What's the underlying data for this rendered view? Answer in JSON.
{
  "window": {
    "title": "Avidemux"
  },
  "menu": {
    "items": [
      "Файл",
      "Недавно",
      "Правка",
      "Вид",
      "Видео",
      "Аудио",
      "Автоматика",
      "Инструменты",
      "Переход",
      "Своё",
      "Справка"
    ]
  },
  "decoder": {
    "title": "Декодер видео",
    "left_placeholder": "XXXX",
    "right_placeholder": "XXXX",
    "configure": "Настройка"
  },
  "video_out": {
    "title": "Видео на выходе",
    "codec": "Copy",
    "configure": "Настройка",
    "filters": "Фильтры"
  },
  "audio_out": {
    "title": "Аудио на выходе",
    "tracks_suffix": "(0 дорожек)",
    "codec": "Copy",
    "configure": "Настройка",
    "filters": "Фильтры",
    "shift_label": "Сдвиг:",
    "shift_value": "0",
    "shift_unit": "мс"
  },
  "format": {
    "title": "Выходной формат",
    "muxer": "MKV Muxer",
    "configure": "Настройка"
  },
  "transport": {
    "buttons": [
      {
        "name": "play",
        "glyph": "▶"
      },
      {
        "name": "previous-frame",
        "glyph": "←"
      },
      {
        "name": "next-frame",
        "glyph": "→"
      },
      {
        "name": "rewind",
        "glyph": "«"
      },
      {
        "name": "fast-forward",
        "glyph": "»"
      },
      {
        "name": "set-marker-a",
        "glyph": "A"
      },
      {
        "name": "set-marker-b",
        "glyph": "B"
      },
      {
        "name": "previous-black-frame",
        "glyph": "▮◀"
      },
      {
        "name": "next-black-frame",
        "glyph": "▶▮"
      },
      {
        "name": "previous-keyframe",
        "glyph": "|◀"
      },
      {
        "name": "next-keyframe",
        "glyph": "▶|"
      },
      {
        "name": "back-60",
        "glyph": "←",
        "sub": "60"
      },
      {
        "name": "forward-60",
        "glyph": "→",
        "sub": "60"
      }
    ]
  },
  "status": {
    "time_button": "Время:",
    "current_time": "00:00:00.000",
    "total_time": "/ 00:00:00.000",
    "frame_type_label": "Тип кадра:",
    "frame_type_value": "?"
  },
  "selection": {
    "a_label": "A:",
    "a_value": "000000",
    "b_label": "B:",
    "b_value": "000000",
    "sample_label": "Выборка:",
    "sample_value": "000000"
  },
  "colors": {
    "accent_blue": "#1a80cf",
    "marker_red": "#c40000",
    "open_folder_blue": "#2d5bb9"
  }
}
■ ■ ■
- REQUEST
From the records above, report the count of lines containing "выходе" and nothing more.

- RESULT OF THE TASK
2